● TASK DESCRIPTION:
Return the whole listing, keeping every character the same.

[start]

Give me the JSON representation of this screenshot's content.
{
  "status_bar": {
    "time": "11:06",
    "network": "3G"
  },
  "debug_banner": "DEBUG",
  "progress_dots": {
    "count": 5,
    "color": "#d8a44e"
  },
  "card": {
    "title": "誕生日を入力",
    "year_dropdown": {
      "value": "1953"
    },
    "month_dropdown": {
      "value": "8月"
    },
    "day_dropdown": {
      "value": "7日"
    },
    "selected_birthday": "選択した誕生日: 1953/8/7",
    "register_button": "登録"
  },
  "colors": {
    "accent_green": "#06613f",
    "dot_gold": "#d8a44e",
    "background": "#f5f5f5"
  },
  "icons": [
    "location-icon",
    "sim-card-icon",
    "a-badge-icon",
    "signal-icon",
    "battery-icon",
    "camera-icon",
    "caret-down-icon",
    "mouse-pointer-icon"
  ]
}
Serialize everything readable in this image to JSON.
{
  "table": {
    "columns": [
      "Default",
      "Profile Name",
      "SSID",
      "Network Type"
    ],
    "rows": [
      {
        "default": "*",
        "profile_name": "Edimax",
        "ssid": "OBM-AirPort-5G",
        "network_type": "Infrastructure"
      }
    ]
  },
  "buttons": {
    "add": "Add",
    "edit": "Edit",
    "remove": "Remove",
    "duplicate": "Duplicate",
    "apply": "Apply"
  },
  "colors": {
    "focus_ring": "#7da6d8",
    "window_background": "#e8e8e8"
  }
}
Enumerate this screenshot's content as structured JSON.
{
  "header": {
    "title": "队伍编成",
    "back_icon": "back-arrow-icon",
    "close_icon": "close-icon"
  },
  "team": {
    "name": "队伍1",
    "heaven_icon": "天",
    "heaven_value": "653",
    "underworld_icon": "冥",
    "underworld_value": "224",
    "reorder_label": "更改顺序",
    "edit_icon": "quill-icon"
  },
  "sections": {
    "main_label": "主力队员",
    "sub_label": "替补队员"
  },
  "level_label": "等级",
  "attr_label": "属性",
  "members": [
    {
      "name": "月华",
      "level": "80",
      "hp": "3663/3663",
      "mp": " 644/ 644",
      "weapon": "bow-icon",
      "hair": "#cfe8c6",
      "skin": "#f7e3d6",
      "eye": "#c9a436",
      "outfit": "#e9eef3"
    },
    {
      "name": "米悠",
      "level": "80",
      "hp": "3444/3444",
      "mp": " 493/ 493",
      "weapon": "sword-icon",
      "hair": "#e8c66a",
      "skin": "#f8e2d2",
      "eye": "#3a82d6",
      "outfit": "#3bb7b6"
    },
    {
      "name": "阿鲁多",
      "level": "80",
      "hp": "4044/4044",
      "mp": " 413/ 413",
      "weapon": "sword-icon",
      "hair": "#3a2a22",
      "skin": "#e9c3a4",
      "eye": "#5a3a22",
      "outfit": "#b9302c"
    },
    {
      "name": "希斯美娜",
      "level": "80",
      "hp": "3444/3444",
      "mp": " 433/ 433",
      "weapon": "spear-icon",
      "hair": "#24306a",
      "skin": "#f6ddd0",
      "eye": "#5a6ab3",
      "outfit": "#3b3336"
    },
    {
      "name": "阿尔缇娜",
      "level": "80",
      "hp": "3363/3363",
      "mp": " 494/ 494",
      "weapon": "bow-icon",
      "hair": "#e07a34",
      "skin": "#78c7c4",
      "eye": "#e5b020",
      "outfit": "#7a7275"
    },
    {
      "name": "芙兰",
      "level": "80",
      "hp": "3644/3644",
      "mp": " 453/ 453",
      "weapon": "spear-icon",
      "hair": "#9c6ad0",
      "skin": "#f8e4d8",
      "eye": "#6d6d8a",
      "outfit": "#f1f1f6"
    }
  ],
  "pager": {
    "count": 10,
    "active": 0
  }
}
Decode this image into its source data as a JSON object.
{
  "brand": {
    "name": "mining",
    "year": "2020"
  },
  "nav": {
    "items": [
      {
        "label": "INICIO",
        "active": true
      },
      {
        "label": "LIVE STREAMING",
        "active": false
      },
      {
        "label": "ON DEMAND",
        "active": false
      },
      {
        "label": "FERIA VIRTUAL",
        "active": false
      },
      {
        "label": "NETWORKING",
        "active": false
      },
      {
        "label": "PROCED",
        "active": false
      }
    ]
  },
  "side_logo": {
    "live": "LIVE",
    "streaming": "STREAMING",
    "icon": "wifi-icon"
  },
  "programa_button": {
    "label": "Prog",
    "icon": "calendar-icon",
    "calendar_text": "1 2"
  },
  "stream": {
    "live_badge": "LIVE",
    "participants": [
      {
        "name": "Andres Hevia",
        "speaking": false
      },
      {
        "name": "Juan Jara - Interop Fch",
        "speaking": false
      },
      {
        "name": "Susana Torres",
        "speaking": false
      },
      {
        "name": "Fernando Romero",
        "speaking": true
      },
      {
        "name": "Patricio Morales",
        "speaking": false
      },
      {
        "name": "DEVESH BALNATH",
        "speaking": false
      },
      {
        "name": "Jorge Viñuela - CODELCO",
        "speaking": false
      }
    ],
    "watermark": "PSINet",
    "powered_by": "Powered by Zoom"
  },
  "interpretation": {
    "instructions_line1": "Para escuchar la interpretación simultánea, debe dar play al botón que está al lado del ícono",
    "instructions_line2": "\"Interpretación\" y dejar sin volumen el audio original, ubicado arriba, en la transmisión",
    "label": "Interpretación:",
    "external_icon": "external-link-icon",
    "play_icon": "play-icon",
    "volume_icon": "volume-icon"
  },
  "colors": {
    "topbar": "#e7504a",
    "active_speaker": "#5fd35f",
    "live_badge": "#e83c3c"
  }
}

[end]

● WRITTEN ANSWER:
Give me the JSON representation of this screenshot's content.
{
  "status_bar": {
    "time": "11:06",
    "network": "3G"
  },
  "debug_banner": "DEBUG",
  "progress_dots": {
    "count": 5,
    "color": "#d8a44e"
  },
  "card": {
    "title": "誕生日を入力",
    "year_dropdown": {
      "value": "1953"
    },
    "month_dropdown": {
      "value": "8月"
    },
    "day_dropdown": {
      "value": "7日"
    },
    "selected_birthday": "選択した誕生日: 1953/8/7",
    "register_button": "登録"
  },
  "colors": {
    "accent_green": "#06613f",
    "dot_gold": "#d8a44e",
    "background": "#f5f5f5"
  },
  "icons": [
    "location-icon",
    "sim-card-icon",
    "a-badge-icon",
    "signal-icon",
    "battery-icon",
    "camera-icon",
    "caret-down-icon",
    "mouse-pointer-icon"
  ]
}
Serialize everything readable in this image to JSON.
{
  "table": {
    "columns": [
      "Default",
      "Profile Name",
      "SSID",
      "Network Type"
    ],
    "rows": [
      {
        "default": "*",
        "profile_name": "Edimax",
        "ssid": "OBM-AirPort-5G",
        "network_type": "Infrastructure"
      }
    ]
  },
  "buttons": {
    "add": "Add",
    "edit": "Edit",
    "remove": "Remove",
    "duplicate": "Duplicate",
    "apply": "Apply"
  },
  "colors": {
    "focus_ring": "#7da6d8",
    "window_background": "#e8e8e8"
  }
}
Enumerate this screenshot's content as structured JSON.
{
  "header": {
    "title": "队伍编成",
    "back_icon": "back-arrow-icon",
    "close_icon": "close-icon"
  },
  "team": {
    "name": "队伍1",
    "heaven_icon": "天",
    "heaven_value": "653",
    "underworld_icon": "冥",
    "underworld_value": "224",
    "reorder_label": "更改顺序",
    "edit_icon": "quill-icon"
  },
  "sections": {
    "main_label": "主力队员",
    "sub_label": "替补队员"
  },
  "level_label": "等级",
  "attr_label": "属性",
  "members": [
    {
      "name": "月华",
      "level": "80",
      "hp": "3663/3663",
      "mp": " 644/ 644",
      "weapon": "bow-icon",
      "hair": "#cfe8c6",
      "skin": "#f7e3d6",
      "eye": "#c9a436",
      "outfit": "#e9eef3"
    },
    {
      "name": "米悠",
      "level": "80",
      "hp": "3444/3444",
      "mp": " 493/ 493",
      "weapon": "sword-icon",
      "hair": "#e8c66a",
      "skin": "#f8e2d2",
      "eye": "#3a82d6",
      "outfit": "#3bb7b6"
    },
    {
      "name": "阿鲁多",
      "level": "80",
      "hp": "4044/4044",
      "mp": " 413/ 413",
      "weapon": "sword-icon",
      "hair": "#3a2a22",
      "skin": "#e9c3a4",
      "eye": "#5a3a22",
      "outfit": "#b9302c"
    },
    {
      "name": "希斯美娜",
      "level": "80",
      "hp": "3444/3444",
      "mp": " 433/ 433",
      "weapon": "spear-icon",
      "hair": "#24306a",
      "skin": "#f6ddd0",
      "eye": "#5a6ab3",
      "outfit": "#3b3336"
    },
    {
      "name": "阿尔缇娜",
      "level": "80",
      "hp": "3363/3363",
      "mp": " 494/ 494",
      "weapon": "bow-icon",
      "hair": "#e07a34",
      "skin": "#78c7c4",
      "eye": "#e5b020",
      "outfit": "#7a7275"
    },
    {
      "name": "芙兰",
      "level": "80",
      "hp": "3644/3644",
      "mp": " 453/ 453",
      "weapon": "spear-icon",
      "hair": "#9c6ad0",
      "skin": "#f8e4d8",
      "eye": "#6d6d8a",
      "outfit": "#f1f1f6"
    }
  ],
  "pager": {
    "count": 10,
    "active": 0
  }
}
Decode this image into its source data as a JSON object.
{
  "brand": {
    "name": "mining",
    "year": "2020"
  },
  "nav": {
    "items": [
      {
        "label": "INICIO",
        "active": true
      },
      {
        "label": "LIVE STREAMING",
        "active": false
      },
      {
        "label": "ON DEMAND",
        "active": false
      },
      {
        "label": "FERIA VIRTUAL",
        "active": false
      },
      {
        "label": "NETWORKING",
        "active": false
      },
      {
        "label": "PROCED",
        "active": false
      }
    ]
  },
  "side_logo": {
    "live": "LIVE",
    "streaming": "STREAMING",
    "icon": "wifi-icon"
  },
  "programa_button": {
    "label": "Prog",
    "icon": "calendar-icon",
    "calendar_text": "1 2"
  },
  "stream": {
    "live_badge": "LIVE",
    "participants": [
      {
        "name": "Andres Hevia",
        "speaking": false
      },
      {
        "name": "Juan Jara - Interop Fch",
        "speaking": false
      },
      {
        "name": "Susana Torres",
        "speaking": false
      },
      {
        "name": "Fernando Romero",
        "speaking": true
      },
      {
        "name": "Patricio Morales",
        "speaking": false
      },
      {
        "name": "DEVESH BALNATH",
        "speaking": false
      },
      {
        "name": "Jorge Viñuela - CODELCO",
        "speaking": false
      }
    ],
    "watermark": "PSINet",
    "powered_by": "Powered by Zoom"
  },
  "interpretation": {
    "instructions_line1": "Para escuchar la interpretación simultánea, debe dar play al botón que está al lado del ícono",
    "instructions_line2": "\"Interpretación\" y dejar sin volumen el audio original, ubicado arriba, en la transmisión",
    "label": "Interpretación:",
    "external_icon": "external-link-icon",
    "play_icon": "play-icon",
    "volume_icon": "volume-icon"
  },
  "colors": {
    "topbar": "#e7504a",
    "active_speaker": "#5fd35f",
    "live_badge": "#e83c3c"
  }
}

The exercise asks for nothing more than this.